== ОТРЫВОК

И ведь нужно обязательно перестроить актерское тело. А оно перестраивается только бельем. И только после этого идет костюм. Почему белье? Потому что белье  — это скелет костюма. Размеры талии, форма груди, даже осанка — это все белье. Вспомните военную форму 19 века. Мундир сидел идеально, потому что мужчины носили корсеты. Поэтому практически в каждом спектакле я начинаю с белья. Вот и в нашем спектакле для актрис я нашла подлинные лифчики 1962 года. Знаменитые бюстгальтеры «пуля». Назывались они Bullet Bra.

Бюстгальтеры с очень твердыми и очень острыми чашечками вошли в моду в 1940-х и царствовали вплоть до конца 1960.

Актрисы, конечно, сопротивлялись, но было бесполезно. Агрессивная женственность идеально легла на Олби.

— Насколько охотно люди сейчас идут работать художниками по костюмам?

— Идут, наверное, охотно, поскольку это, действительно, отдельная профессия. Можно стать модельером, а можно — художником по костюмам. Не все понимают, что между этими двумя профессиями пропасть. И ровно настолько, насколько сейчас не нужны модельеры, нужны художники по костюмам.

Задача модельера — попасть в тренд, сделать коллекцию, которая будет продаваться, и всё. Никаких других задач модельеры не ставят. Художники по костюмам отвечают, как психотерапевты, за психологическое состояние тысяч человек, которые придут сегодня в зал. Поэтому скажем мы в «Вирджинии Вулф» брали непривычные цветовые сочетания шестидесятых годов. Цвет раздражает,  выглядит немного ненатуральным и наглым. Я не смогла отказаться от оммажа, признания в любви старому голливудскому фильму, кстати, последнему великому черно-белому фильму в истории кино.

Поэтому в начале спектакля у нас графичная, лишенная цвета, картинка, типичная для эпохи шестидесятых. Как на старых черно-белых фотографиях. По мере развития действия в костюме начинают проявляться цвета.

Сцена и декорации теряют свой цвет, а люди как будто сходят с ума. И те же костюмы вдруг становятся отвратительно и вызывающе яркими. А в финале спектакля вдруг появляется белый цвет. Свадебное платье Марты, белый костюм Джорджа. И примирение на фоне огромной белой луны.

====

◆ **ЧТО НУЖНО СДЕЛАТЬ**
Продолжите отрывок интервью о работе художника по костюмам, начав сразу после его последнего предложения.

== ИСХОДНЫЙ МАТЕРИАЛ

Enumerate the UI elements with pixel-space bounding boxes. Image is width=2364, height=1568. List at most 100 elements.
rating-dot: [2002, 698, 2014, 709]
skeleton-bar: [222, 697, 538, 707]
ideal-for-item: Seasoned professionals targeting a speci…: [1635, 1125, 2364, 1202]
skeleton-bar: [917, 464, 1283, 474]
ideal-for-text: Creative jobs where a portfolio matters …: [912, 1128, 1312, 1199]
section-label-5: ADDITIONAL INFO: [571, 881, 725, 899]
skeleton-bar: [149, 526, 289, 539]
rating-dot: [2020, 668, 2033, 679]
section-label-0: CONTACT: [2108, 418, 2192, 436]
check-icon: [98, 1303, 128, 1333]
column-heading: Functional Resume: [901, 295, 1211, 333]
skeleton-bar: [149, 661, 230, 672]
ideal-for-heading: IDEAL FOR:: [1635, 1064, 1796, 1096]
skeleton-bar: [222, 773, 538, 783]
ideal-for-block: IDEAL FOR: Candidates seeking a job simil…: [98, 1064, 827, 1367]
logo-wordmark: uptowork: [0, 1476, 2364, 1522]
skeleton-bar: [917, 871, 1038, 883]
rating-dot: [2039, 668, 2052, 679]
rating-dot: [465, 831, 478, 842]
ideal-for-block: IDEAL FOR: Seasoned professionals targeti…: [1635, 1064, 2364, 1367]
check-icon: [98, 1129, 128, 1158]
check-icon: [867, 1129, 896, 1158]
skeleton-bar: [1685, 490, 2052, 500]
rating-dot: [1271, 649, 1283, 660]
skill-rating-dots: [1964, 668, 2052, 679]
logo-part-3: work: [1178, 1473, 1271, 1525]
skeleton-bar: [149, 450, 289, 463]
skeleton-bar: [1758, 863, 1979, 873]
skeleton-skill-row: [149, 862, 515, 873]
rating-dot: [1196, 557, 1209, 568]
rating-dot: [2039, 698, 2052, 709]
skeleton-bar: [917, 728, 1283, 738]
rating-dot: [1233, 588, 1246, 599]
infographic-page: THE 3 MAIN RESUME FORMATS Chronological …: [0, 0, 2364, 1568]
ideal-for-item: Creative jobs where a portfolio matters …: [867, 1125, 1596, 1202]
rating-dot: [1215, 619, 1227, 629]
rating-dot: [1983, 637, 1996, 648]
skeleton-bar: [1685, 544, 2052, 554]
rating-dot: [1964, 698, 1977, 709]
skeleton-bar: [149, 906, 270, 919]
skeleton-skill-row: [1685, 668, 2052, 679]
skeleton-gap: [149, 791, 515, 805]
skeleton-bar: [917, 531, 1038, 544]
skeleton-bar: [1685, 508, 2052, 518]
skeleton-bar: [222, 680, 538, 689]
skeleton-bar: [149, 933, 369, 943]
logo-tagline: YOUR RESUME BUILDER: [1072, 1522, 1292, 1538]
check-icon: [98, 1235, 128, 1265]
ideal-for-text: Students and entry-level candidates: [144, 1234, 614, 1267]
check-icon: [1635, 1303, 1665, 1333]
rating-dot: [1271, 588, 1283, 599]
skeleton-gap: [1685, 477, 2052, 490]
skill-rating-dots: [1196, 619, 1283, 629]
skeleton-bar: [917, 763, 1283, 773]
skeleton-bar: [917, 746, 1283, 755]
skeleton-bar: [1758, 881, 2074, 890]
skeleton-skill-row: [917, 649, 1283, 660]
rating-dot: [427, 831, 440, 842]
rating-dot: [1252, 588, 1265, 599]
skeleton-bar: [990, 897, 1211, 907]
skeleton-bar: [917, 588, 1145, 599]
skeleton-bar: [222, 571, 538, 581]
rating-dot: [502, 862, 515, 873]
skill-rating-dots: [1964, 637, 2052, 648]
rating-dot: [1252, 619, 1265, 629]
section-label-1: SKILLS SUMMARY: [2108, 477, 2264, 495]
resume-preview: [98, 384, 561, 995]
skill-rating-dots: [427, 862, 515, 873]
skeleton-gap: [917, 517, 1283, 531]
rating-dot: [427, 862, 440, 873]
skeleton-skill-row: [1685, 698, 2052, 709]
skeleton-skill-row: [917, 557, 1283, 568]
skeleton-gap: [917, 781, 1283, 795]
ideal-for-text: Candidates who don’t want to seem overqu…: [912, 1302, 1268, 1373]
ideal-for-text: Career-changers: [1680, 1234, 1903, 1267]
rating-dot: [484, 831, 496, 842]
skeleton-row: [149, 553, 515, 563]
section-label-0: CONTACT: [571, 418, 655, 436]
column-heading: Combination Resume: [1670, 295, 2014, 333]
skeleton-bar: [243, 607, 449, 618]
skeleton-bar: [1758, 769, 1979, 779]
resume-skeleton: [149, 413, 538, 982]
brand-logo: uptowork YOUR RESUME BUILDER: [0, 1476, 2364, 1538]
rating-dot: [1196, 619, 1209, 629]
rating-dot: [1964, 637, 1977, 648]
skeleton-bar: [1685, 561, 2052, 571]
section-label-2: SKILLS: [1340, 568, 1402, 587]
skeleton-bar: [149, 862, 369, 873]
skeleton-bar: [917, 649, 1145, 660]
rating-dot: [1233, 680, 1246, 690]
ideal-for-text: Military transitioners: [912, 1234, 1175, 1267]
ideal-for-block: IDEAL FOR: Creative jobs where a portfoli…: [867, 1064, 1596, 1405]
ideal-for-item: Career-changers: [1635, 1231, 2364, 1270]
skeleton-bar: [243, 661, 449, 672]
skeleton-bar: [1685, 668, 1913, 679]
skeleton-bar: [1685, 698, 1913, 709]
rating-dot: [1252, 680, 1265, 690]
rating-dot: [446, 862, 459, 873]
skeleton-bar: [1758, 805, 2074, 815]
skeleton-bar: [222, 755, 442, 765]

====

◆ **РЕЗУЛЬТАТ ЗАДАНИЯ**
Этот пример показывает, как работают костюмы в театре, как они формируют эмоциональный отклик зрительного зала.

— Как меняются костюмы в зависимости от жанра постановки?

— Всегда начинаю новый спектакль, как неопытный ученик, как будто бы не было у меня этих многих сотен спектаклей (а их уже больше 400)… Даже если это десятый Шекспир, перед каждым новым Шекспиром у тебя трясутся поджилки, потому что ты не понимаешь, с чего вообще нужно начинать, от чего отталкиваться, что придумать. И сердце, и душа должны быть всегда наполненными. Как врач должен знать новые лекарства, новые методы лечения, так и художник по костюмам должен насыщаться новыми эмоциями современной жизни, видеть, как сейчас все изменяется, как люди по-другому стали одеваться. Очень люблю спускаться в метро, чтобы «послушать» людей. Не посмотреть, а именно послушать. Люди ведь разговаривают одеждой, стремятся рассказать о себе, своей боли и одиночестве, проблемах. Иногда шепчут, но всего чаще кричат.

Иногда от этих монологов-воплей становится не по себе.

Но это тоже часть профессии: слушать и слышать.

— Может ли художник по костюмам легко переходить из кино в театр?

— Я не могу. Попробовала в кино и поняла: это не мое. И потом, я скептически отношусь к нашему кинематографу. Мне кажется, у нас его сейчас нет. А раз нет, то зачем ему художники по костюмам?